### PROBLEM TO SOLVE
Extract the listing in its entirety, keeping each line identical to the original.

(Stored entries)

--

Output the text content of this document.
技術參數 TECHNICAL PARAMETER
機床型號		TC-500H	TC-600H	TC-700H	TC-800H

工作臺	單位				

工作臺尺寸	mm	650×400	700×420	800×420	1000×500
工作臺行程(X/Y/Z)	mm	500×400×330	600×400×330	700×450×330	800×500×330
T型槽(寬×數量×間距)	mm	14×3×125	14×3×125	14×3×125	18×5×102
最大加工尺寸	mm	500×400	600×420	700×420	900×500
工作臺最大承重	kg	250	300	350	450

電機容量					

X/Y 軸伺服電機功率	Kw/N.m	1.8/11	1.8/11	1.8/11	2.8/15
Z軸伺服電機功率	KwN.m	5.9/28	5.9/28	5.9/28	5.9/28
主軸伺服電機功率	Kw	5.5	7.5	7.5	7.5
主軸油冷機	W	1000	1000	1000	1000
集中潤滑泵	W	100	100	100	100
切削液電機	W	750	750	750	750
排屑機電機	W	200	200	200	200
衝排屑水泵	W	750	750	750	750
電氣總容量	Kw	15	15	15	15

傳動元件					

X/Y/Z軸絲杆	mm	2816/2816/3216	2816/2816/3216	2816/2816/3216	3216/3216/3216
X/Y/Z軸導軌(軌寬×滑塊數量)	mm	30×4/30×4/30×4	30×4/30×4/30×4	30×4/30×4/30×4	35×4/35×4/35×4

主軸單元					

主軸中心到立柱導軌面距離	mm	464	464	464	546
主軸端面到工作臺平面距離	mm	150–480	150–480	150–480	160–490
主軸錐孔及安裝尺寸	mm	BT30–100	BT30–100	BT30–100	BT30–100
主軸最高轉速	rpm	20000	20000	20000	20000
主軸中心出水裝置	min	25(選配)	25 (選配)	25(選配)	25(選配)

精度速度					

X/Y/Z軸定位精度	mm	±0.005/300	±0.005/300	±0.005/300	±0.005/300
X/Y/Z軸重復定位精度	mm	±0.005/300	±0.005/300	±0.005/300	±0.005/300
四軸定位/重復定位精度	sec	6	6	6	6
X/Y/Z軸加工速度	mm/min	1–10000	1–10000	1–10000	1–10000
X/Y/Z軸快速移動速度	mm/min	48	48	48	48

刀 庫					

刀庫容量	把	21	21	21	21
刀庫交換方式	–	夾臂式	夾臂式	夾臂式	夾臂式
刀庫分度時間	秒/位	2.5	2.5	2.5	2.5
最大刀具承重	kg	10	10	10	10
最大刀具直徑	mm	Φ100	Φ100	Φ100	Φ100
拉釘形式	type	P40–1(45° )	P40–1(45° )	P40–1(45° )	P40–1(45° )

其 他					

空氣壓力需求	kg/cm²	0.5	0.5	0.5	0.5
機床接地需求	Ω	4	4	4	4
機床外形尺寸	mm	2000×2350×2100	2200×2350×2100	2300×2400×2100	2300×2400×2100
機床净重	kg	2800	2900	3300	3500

--

### TASK RESULT
Output the text content of this document.
技術參數 TECHNICAL PARAMETER
機床型號		TC-500H	TC-600H	TC-700H	TC-800H

工作臺	單位				

工作臺尺寸	mm	650×400	700×420	800×420	1000×500
工作臺行程(X/Y/Z)	mm	500×400×330	600×400×330	700×450×330	800×500×330
T型槽(寬×數量×間距)	mm	14×3×125	14×3×125	14×3×125	18×5×102
最大加工尺寸	mm	500×400	600×420	700×420	900×500
工作臺最大承重	kg	250	300	350	450

電機容量					

X/Y 軸伺服電機功率	Kw/N.m	1.8/11	1.8/11	1.8/11	2.8/15
Z軸伺服電機功率	KwN.m	5.9/28	5.9/28	5.9/28	5.9/28
主軸伺服電機功率	Kw	5.5	7.5	7.5	7.5
主軸油冷機	W	1000	1000	1000	1000
集中潤滑泵	W	100	100	100	100
切削液電機	W	750	750	750	750
排屑機電機	W	200	200	200	200
衝排屑水泵	W	750	750	750	750
電氣總容量	Kw	15	15	15	15

傳動元件					

X/Y/Z軸絲杆	mm	2816/2816/3216	2816/2816/3216	2816/2816/3216	3216/3216/3216
X/Y/Z軸導軌(軌寬×滑塊數量)	mm	30×4/30×4/30×4	30×4/30×4/30×4	30×4/30×4/30×4	35×4/35×4/35×4

主軸單元					

主軸中心到立柱導軌面距離	mm	464	464	464	546
主軸端面到工作臺平面距離	mm	150–480	150–480	150–480	160–490
主軸錐孔及安裝尺寸	mm	BT30–100	BT30–100	BT30–100	BT30–100
主軸最高轉速	rpm	20000	20000	20000	20000
主軸中心出水裝置	min	25(選配)	25 (選配)	25(選配)	25(選配)

精度速度					

X/Y/Z軸定位精度	mm	±0.005/300	±0.005/300	±0.005/300	±0.005/300
X/Y/Z軸重復定位精度	mm	±0.005/300	±0.005/300	±0.005/300	±0.005/300
四軸定位/重復定位精度	sec	6	6	6	6
X/Y/Z軸加工速度	mm/min	1–10000	1–10000	1–10000	1–10000
X/Y/Z軸快速移動速度	mm/min	48	48	48	48

刀 庫					

刀庫容量	把	21	21	21	21
刀庫交換方式	–	夾臂式	夾臂式	夾臂式	夾臂式
刀庫分度時間	秒/位	2.5	2.5	2.5	2.5
最大刀具承重	kg	10	10	10	10
最大刀具直徑	mm	Φ100	Φ100	Φ100	Φ100
拉釘形式	type	P40–1(45° )	P40–1(45° )	P40–1(45° )	P40–1(45° )

其 他					

空氣壓力需求	kg/cm²	0.5	0.5	0.5	0.5
機床接地需求	Ω	4	4	4	4
機床外形尺寸	mm	2000×2350×2100	2200×2350×2100	2300×2400×2100	2300×2400×2100
機床净重	kg	2800	2900	3300	3500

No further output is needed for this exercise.